'''

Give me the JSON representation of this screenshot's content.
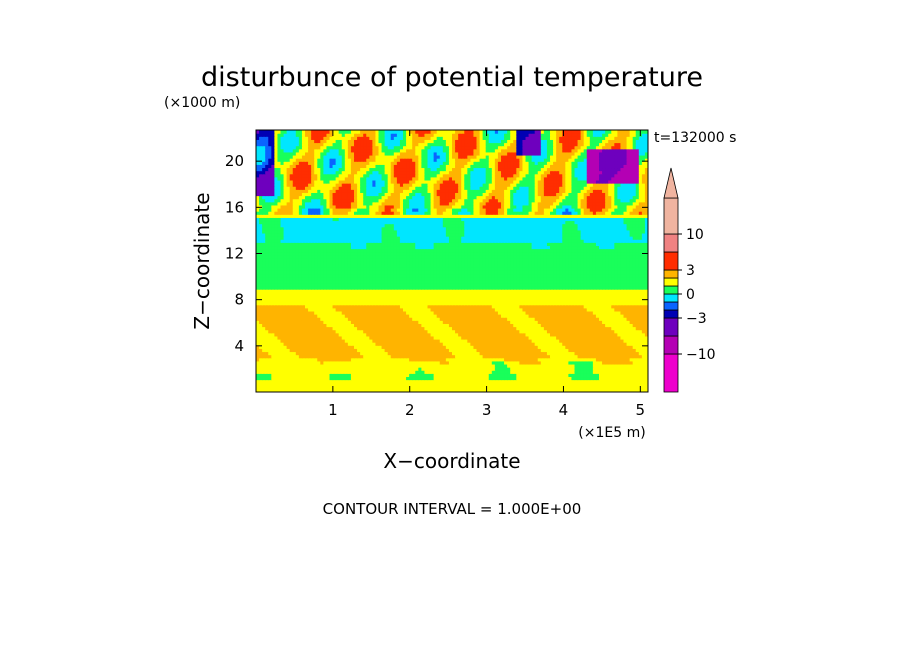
{
  "chart_data": {
    "type": "heatmap",
    "title": "disturbunce of potential temperature",
    "time_label": "t=132000 s",
    "xlabel": "X−coordinate",
    "ylabel": "Z−coordinate",
    "x_unit": "(×1E5 m)",
    "y_unit": "(×1000 m)",
    "xlim": [
      0,
      5.1
    ],
    "ylim": [
      0,
      22.7
    ],
    "x_ticks": [
      1,
      2,
      3,
      4,
      5
    ],
    "y_ticks": [
      4,
      8,
      12,
      16,
      20
    ],
    "footer": "CONTOUR INTERVAL = 1.000E+00",
    "contour_interval": 1.0,
    "colorbar": {
      "labeled_values": [
        10,
        3,
        0,
        -3,
        -10
      ],
      "labels": [
        "10",
        "3",
        "0",
        "−3",
        "−10"
      ],
      "bins": [
        {
          "range": [
            -20,
            -10
          ],
          "color": "#ee00cc"
        },
        {
          "range": [
            -10,
            -6
          ],
          "color": "#b400b4"
        },
        {
          "range": [
            -6,
            -3
          ],
          "color": "#6e00be"
        },
        {
          "range": [
            -3,
            -2
          ],
          "color": "#0000b4"
        },
        {
          "range": [
            -2,
            -1
          ],
          "color": "#0a64ff"
        },
        {
          "range": [
            -1,
            0
          ],
          "color": "#00e6ff"
        },
        {
          "range": [
            0,
            1
          ],
          "color": "#19ff5a"
        },
        {
          "range": [
            1,
            2
          ],
          "color": "#ffff00"
        },
        {
          "range": [
            2,
            3
          ],
          "color": "#ffb400"
        },
        {
          "range": [
            3,
            6
          ],
          "color": "#ff2d00"
        },
        {
          "range": [
            6,
            10
          ],
          "color": "#f08282"
        },
        {
          "range": [
            10,
            20
          ],
          "color": "#f0b4a0"
        }
      ],
      "overflow_arrow": "top"
    },
    "field_description": "horizontal layers of potential-temperature disturbance: warm (yellow/orange) below ~9 km, near-zero (green/cyan) 9-15 km, alternating warm (red/orange) and cold (blue/purple) cells above 15 km"
  }
}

'''

**WHAT IS EXPECTED**
Every line above that has the string "potential" needs to be copied.

**TASK OUTPUT**
    "title": "disturbunce of potential temperature",
    "field_description": "horizontal layers of potential-temperature disturbance: warm (yellow/orange) below ~9 km, near-zero (green/cyan) 9-15 km, alternating warm (red/orange) and cold (blue/purple) cells above 15 km"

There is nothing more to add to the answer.